• Aim of the task
Output every line below without omitting or altering anything.

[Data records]
-*-*-
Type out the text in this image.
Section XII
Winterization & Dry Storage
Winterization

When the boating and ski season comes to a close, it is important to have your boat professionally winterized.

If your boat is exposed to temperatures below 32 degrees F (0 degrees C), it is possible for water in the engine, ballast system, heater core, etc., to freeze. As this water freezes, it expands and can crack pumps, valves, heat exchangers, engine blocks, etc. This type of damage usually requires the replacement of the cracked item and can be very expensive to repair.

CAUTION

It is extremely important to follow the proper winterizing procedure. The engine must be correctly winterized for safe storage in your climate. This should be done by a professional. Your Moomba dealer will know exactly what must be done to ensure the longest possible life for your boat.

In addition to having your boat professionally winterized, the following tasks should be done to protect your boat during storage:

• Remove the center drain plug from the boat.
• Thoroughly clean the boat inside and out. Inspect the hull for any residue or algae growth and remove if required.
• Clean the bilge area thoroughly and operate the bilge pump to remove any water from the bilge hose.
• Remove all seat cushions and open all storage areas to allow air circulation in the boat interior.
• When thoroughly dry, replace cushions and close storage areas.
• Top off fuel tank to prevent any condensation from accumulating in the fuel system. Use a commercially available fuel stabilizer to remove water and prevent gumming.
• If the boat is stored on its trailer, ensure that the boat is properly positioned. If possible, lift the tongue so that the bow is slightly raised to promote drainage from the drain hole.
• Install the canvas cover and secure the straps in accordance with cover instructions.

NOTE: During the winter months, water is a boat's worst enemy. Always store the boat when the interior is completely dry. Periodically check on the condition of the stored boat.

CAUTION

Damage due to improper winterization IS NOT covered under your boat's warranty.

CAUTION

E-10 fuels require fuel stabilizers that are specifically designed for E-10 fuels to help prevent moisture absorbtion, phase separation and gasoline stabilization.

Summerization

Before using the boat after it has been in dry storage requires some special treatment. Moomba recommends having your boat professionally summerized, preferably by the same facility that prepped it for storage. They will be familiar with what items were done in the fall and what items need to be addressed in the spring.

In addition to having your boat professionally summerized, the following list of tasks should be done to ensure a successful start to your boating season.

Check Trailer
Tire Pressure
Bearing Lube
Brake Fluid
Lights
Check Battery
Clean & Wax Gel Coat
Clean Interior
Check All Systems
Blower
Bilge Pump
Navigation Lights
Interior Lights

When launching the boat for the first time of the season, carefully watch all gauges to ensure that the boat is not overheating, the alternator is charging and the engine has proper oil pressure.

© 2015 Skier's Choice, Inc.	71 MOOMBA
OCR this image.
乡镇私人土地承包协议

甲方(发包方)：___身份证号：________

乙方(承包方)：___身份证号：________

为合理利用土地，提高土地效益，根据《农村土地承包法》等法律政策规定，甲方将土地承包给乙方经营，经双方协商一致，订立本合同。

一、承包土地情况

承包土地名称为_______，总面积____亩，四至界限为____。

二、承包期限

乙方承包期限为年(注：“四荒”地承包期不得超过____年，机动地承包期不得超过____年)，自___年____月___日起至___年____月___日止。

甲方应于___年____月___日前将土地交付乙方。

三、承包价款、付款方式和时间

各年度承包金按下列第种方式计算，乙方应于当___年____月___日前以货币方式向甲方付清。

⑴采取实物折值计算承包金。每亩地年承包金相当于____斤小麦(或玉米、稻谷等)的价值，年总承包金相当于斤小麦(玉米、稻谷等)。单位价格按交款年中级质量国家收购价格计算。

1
-*-*-
• Answer to this problem
Type out the text in this image.
Section XII
Winterization & Dry Storage
Winterization

When the boating and ski season comes to a close, it is important to have your boat professionally winterized.

If your boat is exposed to temperatures below 32 degrees F (0 degrees C), it is possible for water in the engine, ballast system, heater core, etc., to freeze. As this water freezes, it expands and can crack pumps, valves, heat exchangers, engine blocks, etc. This type of damage usually requires the replacement of the cracked item and can be very expensive to repair.

CAUTION

It is extremely important to follow the proper winterizing procedure. The engine must be correctly winterized for safe storage in your climate. This should be done by a professional. Your Moomba dealer will know exactly what must be done to ensure the longest possible life for your boat.

In addition to having your boat professionally winterized, the following tasks should be done to protect your boat during storage:

• Remove the center drain plug from the boat.
• Thoroughly clean the boat inside and out. Inspect the hull for any residue or algae growth and remove if required.
• Clean the bilge area thoroughly and operate the bilge pump to remove any water from the bilge hose.
• Remove all seat cushions and open all storage areas to allow air circulation in the boat interior.
• When thoroughly dry, replace cushions and close storage areas.
• Top off fuel tank to prevent any condensation from accumulating in the fuel system. Use a commercially available fuel stabilizer to remove water and prevent gumming.
• If the boat is stored on its trailer, ensure that the boat is properly positioned. If possible, lift the tongue so that the bow is slightly raised to promote drainage from the drain hole.
• Install the canvas cover and secure the straps in accordance with cover instructions.

NOTE: During the winter months, water is a boat's worst enemy. Always store the boat when the interior is completely dry. Periodically check on the condition of the stored boat.

CAUTION

Damage due to improper winterization IS NOT covered under your boat's warranty.

CAUTION

E-10 fuels require fuel stabilizers that are specifically designed for E-10 fuels to help prevent moisture absorbtion, phase separation and gasoline stabilization.

Summerization

Before using the boat after it has been in dry storage requires some special treatment. Moomba recommends having your boat professionally summerized, preferably by the same facility that prepped it for storage. They will be familiar with what items were done in the fall and what items need to be addressed in the spring.

In addition to having your boat professionally summerized, the following list of tasks should be done to ensure a successful start to your boating season.

Check Trailer
Tire Pressure
Bearing Lube
Brake Fluid
Lights
Check Battery
Clean & Wax Gel Coat
Clean Interior
Check All Systems
Blower
Bilge Pump
Navigation Lights
Interior Lights

When launching the boat for the first time of the season, carefully watch all gauges to ensure that the boat is not overheating, the alternator is charging and the engine has proper oil pressure.

© 2015 Skier's Choice, Inc.	71 MOOMBA
OCR this image.
乡镇私人土地承包协议

甲方(发包方)：___身份证号：________

乙方(承包方)：___身份证号：________

为合理利用土地，提高土地效益，根据《农村土地承包法》等法律政策规定，甲方将土地承包给乙方经营，经双方协商一致，订立本合同。

一、承包土地情况

承包土地名称为_______，总面积____亩，四至界限为____。

二、承包期限

乙方承包期限为年(注：“四荒”地承包期不得超过____年，机动地承包期不得超过____年)，自___年____月___日起至___年____月___日止。

甲方应于___年____月___日前将土地交付乙方。

三、承包价款、付款方式和时间

各年度承包金按下列第种方式计算，乙方应于当___年____月___日前以货币方式向甲方付清。

⑴采取实物折值计算承包金。每亩地年承包金相当于____斤小麦(或玉米、稻谷等)的价值，年总承包金相当于斤小麦(玉米、稻谷等)。单位价格按交款年中级质量国家收购价格计算。

1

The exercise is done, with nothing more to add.